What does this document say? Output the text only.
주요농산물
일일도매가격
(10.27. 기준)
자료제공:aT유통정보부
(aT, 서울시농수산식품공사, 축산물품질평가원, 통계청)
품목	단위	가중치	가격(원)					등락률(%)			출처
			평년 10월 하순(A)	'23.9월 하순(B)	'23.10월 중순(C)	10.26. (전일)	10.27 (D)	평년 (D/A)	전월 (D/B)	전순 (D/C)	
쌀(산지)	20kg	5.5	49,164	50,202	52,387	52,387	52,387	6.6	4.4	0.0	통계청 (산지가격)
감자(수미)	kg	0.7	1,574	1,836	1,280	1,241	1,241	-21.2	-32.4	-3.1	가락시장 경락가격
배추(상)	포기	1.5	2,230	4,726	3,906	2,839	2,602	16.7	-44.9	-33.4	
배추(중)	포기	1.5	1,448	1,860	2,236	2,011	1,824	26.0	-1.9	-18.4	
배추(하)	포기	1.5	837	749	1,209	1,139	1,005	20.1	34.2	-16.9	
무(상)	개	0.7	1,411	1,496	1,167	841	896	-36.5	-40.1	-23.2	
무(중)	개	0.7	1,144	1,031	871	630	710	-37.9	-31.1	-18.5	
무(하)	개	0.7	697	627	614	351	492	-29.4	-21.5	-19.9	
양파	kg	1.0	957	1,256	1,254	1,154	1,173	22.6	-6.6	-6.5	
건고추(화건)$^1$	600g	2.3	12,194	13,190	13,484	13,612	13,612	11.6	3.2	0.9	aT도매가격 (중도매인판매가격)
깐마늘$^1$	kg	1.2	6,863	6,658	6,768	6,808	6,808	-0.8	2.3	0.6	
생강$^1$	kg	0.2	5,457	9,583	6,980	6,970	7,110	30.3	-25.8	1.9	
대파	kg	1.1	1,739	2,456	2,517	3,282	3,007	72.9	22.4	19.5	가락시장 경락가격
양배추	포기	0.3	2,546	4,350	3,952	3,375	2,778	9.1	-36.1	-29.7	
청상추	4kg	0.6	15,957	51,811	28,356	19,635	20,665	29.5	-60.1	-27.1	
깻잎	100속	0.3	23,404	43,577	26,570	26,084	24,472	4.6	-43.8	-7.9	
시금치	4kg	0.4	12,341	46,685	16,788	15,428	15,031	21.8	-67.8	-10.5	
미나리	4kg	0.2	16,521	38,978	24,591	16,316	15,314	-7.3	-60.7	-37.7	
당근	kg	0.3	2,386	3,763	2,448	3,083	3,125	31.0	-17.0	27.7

### What you need to do
Reproduce each line holding the word "경락가격".

### Written answer
감자(수미)	kg	0.7	1,574	1,836	1,280	1,241	1,241	-21.2	-32.4	-3.1	가락시장 경락가격
대파	kg	1.1	1,739	2,456	2,517	3,282	3,007	72.9	22.4	19.5	가락시장 경락가격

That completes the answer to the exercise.